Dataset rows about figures
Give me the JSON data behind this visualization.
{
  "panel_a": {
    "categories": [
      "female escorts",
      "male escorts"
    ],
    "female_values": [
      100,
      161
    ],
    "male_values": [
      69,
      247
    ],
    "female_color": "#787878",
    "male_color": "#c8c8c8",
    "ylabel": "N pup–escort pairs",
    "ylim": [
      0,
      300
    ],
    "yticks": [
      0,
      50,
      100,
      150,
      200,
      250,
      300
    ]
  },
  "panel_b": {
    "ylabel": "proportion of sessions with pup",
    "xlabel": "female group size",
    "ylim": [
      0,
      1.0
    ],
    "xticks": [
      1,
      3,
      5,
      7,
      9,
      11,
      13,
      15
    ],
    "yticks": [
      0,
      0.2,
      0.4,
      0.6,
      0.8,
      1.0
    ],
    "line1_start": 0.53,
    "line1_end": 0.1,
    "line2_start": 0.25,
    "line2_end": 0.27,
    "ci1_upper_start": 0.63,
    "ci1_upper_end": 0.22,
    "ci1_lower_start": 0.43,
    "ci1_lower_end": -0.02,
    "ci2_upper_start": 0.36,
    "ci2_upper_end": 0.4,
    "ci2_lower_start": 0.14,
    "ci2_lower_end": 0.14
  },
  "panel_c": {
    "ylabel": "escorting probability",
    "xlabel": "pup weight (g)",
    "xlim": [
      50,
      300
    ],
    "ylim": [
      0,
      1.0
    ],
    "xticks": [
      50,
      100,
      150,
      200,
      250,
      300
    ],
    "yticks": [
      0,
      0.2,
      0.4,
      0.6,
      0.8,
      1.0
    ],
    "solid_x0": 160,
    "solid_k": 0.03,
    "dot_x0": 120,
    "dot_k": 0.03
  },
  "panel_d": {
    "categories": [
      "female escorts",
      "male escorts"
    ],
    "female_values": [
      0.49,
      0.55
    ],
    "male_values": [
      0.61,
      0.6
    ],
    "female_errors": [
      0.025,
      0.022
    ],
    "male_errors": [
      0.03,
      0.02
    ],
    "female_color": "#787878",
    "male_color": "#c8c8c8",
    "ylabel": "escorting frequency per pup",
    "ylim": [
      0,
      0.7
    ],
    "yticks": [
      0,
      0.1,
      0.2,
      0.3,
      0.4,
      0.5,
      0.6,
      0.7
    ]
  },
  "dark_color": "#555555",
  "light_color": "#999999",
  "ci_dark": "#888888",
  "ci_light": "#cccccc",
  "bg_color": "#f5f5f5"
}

Goal of the exercise
Could you reproduce every record above exactly as it appears?

Correct answer
Give me the JSON data behind this visualization.
{
  "panel_a": {
    "categories": [
      "female escorts",
      "male escorts"
    ],
    "female_values": [
      100,
      161
    ],
    "male_values": [
      69,
      247
    ],
    "female_color": "#787878",
    "male_color": "#c8c8c8",
    "ylabel": "N pup–escort pairs",
    "ylim": [
      0,
      300
    ],
    "yticks": [
      0,
      50,
      100,
      150,
      200,
      250,
      300
    ]
  },
  "panel_b": {
    "ylabel": "proportion of sessions with pup",
    "xlabel": "female group size",
    "ylim": [
      0,
      1.0
    ],
    "xticks": [
      1,
      3,
      5,
      7,
      9,
      11,
      13,
      15
    ],
    "yticks": [
      0,
      0.2,
      0.4,
      0.6,
      0.8,
      1.0
    ],
    "line1_start": 0.53,
    "line1_end": 0.1,
    "line2_start": 0.25,
    "line2_end": 0.27,
    "ci1_upper_start": 0.63,
    "ci1_upper_end": 0.22,
    "ci1_lower_start": 0.43,
    "ci1_lower_end": -0.02,
    "ci2_upper_start": 0.36,
    "ci2_upper_end": 0.4,
    "ci2_lower_start": 0.14,
    "ci2_lower_end": 0.14
  },
  "panel_c": {
    "ylabel": "escorting probability",
    "xlabel": "pup weight (g)",
    "xlim": [
      50,
      300
    ],
    "ylim": [
      0,
      1.0
    ],
    "xticks": [
      50,
      100,
      150,
      200,
      250,
      300
    ],
    "yticks": [
      0,
      0.2,
      0.4,
      0.6,
      0.8,
      1.0
    ],
    "solid_x0": 160,
    "solid_k": 0.03,
    "dot_x0": 120,
    "dot_k": 0.03
  },
  "panel_d": {
    "categories": [
      "female escorts",
      "male escorts"
    ],
    "female_values": [
      0.49,
      0.55
    ],
    "male_values": [
      0.61,
      0.6
    ],
    "female_errors": [
      0.025,
      0.022
    ],
    "male_errors": [
      0.03,
      0.02
    ],
    "female_color": "#787878",
    "male_color": "#c8c8c8",
    "ylabel": "escorting frequency per pup",
    "ylim": [
      0,
      0.7
    ],
    "yticks": [
      0,
      0.1,
      0.2,
      0.3,
      0.4,
      0.5,
      0.6,
      0.7
    ]
  },
  "dark_color": "#555555",
  "light_color": "#999999",
  "ci_dark": "#888888",
  "ci_light": "#cccccc",
  "bg_color": "#f5f5f5"
}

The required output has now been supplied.